Set out every line bearing the string "panel".

> [TASK INPUT]
--
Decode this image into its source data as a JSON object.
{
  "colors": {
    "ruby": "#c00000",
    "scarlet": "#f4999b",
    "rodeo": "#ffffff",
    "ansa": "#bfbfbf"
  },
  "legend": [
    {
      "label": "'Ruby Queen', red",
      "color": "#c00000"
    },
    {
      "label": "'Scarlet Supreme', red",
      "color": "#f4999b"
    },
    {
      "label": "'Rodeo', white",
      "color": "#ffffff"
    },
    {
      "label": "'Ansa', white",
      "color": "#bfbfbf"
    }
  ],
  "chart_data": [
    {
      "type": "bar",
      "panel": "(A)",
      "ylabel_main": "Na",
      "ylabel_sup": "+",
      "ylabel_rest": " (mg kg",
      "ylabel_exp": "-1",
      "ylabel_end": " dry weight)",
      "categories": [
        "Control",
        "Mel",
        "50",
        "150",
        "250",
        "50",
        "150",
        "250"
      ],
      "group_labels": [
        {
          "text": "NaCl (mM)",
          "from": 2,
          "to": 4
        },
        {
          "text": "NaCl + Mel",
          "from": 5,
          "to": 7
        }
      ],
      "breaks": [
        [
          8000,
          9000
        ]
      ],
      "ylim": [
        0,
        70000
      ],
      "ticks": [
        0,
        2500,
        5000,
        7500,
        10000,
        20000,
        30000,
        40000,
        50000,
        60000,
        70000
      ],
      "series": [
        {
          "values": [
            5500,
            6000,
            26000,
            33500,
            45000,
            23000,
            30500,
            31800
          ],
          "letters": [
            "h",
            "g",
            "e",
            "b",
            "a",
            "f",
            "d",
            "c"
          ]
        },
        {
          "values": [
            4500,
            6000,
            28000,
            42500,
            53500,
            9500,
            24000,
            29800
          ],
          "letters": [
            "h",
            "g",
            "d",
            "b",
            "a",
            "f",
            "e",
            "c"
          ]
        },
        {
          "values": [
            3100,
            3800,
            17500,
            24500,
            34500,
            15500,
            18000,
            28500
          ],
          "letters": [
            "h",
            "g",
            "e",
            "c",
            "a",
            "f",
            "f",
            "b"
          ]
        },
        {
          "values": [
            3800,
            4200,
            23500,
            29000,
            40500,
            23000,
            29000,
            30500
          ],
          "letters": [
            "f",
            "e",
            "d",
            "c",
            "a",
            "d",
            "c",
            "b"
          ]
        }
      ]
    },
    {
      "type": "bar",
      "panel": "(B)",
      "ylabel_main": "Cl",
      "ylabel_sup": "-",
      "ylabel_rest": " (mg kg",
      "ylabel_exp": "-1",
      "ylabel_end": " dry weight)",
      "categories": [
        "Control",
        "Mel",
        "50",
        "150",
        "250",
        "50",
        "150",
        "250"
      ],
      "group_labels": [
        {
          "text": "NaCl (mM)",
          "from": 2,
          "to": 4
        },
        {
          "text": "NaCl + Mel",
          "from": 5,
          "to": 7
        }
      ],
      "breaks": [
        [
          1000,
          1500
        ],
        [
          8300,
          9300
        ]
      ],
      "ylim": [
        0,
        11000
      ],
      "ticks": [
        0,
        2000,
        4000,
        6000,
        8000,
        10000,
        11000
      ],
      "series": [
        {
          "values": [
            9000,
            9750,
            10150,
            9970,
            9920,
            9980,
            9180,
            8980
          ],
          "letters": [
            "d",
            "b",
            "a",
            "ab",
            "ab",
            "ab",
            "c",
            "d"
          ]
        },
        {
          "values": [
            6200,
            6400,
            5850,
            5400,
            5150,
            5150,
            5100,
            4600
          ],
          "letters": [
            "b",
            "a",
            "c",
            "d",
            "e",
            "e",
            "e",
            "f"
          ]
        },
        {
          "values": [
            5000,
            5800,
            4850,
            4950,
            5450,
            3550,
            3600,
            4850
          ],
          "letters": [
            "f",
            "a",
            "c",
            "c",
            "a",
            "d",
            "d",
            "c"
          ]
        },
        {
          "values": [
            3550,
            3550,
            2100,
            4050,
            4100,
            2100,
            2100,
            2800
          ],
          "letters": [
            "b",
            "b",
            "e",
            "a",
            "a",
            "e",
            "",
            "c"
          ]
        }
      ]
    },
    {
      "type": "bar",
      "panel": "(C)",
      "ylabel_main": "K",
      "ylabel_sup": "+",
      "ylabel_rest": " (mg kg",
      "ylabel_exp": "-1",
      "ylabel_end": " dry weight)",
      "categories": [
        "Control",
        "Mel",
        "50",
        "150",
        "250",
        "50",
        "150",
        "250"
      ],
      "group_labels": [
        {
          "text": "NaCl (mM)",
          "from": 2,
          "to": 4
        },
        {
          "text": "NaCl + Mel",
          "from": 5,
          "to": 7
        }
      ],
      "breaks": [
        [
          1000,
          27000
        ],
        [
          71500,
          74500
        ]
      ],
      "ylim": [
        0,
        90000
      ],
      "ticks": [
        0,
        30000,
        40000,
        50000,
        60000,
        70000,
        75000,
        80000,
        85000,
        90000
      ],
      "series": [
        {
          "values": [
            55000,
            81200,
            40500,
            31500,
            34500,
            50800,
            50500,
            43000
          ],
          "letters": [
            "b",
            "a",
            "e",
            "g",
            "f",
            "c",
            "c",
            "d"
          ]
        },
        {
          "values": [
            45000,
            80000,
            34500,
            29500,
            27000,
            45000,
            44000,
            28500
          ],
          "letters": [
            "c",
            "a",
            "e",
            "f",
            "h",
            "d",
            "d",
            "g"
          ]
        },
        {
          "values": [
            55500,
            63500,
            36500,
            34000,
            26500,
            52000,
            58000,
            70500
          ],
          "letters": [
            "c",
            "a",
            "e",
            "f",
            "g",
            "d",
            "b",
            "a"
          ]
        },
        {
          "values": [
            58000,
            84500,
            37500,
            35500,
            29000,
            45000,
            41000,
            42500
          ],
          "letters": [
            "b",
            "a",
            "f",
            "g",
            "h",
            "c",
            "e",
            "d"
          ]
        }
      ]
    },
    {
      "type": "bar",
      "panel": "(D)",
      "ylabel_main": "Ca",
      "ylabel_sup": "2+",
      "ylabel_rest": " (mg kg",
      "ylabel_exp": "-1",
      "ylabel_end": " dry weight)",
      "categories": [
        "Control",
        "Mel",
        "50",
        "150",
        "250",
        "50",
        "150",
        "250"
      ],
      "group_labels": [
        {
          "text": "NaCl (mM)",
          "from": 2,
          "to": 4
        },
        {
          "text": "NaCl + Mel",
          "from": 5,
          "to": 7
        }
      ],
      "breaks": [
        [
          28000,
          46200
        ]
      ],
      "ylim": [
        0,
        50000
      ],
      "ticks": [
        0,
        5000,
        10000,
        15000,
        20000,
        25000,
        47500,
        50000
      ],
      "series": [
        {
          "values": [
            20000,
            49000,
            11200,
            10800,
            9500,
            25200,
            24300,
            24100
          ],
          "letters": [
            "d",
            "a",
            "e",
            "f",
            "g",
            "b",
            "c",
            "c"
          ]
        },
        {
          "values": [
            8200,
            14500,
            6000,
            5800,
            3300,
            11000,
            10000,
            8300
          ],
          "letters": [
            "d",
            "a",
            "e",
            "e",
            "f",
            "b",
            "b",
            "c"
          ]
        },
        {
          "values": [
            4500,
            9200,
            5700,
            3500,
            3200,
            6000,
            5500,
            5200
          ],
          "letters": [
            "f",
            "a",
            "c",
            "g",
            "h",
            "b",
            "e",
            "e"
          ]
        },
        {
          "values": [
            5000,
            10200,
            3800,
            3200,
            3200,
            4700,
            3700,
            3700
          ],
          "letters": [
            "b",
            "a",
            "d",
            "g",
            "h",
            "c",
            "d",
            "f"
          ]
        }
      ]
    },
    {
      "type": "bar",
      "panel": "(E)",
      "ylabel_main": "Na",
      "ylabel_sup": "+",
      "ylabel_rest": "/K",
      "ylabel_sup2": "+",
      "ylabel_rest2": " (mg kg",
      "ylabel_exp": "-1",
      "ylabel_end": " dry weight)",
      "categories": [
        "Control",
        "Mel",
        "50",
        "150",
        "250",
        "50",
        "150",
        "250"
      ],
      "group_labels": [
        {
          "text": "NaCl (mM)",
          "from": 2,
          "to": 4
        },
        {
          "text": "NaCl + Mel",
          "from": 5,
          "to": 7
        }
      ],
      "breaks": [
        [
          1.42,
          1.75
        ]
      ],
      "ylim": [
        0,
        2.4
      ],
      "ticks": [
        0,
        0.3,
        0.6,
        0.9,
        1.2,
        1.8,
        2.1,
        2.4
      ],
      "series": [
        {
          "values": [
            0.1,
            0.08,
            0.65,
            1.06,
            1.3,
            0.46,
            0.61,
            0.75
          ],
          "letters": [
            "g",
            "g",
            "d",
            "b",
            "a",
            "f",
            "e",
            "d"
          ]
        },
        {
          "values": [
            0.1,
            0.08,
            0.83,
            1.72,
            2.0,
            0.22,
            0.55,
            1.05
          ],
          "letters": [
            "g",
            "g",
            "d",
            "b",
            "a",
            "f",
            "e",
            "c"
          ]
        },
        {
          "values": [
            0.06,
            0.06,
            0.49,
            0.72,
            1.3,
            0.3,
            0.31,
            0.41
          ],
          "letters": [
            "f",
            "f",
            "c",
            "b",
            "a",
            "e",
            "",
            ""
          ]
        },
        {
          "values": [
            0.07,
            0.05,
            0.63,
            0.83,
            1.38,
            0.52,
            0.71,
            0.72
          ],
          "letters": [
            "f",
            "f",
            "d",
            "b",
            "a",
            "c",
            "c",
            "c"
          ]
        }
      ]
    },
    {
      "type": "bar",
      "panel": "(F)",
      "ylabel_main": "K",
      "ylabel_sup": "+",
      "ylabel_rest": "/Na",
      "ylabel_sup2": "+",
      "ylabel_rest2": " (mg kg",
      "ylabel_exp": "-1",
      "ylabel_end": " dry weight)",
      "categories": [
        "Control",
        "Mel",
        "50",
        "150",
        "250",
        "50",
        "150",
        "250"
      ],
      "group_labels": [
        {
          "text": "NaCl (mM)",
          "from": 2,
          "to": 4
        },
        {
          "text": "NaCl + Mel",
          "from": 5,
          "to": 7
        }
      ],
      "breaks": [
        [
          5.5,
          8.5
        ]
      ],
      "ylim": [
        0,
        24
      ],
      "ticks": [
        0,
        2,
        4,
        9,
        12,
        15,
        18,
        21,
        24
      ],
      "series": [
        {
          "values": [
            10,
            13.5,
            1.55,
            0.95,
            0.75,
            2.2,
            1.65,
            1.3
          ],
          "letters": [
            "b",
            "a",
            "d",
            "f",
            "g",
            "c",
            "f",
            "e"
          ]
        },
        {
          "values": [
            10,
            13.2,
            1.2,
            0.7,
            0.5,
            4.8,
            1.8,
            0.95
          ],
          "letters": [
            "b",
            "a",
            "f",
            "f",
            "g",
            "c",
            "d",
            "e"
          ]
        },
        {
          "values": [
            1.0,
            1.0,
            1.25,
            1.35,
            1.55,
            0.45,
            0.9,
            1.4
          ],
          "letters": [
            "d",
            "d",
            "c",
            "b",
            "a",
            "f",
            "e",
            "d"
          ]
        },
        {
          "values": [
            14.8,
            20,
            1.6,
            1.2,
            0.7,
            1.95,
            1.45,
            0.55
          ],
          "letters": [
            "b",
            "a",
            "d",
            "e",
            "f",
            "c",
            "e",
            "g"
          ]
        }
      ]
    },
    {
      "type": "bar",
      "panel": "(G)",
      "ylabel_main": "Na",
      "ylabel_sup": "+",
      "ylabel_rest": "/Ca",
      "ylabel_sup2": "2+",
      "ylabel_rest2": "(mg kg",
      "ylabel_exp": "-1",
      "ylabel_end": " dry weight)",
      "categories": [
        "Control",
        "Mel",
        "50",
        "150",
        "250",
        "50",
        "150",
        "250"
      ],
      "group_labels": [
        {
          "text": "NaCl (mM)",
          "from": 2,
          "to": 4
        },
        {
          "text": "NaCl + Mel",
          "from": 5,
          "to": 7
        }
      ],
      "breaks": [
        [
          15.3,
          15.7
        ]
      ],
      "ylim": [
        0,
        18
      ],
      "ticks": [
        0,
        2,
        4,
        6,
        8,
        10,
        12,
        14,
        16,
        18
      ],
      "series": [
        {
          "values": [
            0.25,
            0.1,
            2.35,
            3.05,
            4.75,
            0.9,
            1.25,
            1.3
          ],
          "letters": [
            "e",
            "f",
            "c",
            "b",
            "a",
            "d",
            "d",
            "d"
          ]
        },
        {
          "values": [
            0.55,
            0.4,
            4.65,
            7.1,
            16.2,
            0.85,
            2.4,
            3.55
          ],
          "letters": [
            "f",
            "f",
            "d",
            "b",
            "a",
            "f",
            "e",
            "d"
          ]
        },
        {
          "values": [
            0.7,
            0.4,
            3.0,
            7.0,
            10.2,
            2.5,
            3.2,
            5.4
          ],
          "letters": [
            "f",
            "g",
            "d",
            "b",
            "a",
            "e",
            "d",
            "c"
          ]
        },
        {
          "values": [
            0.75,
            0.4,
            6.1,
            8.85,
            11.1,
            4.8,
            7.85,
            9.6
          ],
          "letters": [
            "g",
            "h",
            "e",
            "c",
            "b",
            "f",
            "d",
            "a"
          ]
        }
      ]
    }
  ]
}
--
> [TASK SOLUTION]
      "panel": "(A)",
      "panel": "(B)",
      "panel": "(C)",
      "panel": "(D)",
      "panel": "(E)",
      "panel": "(F)",
      "panel": "(G)",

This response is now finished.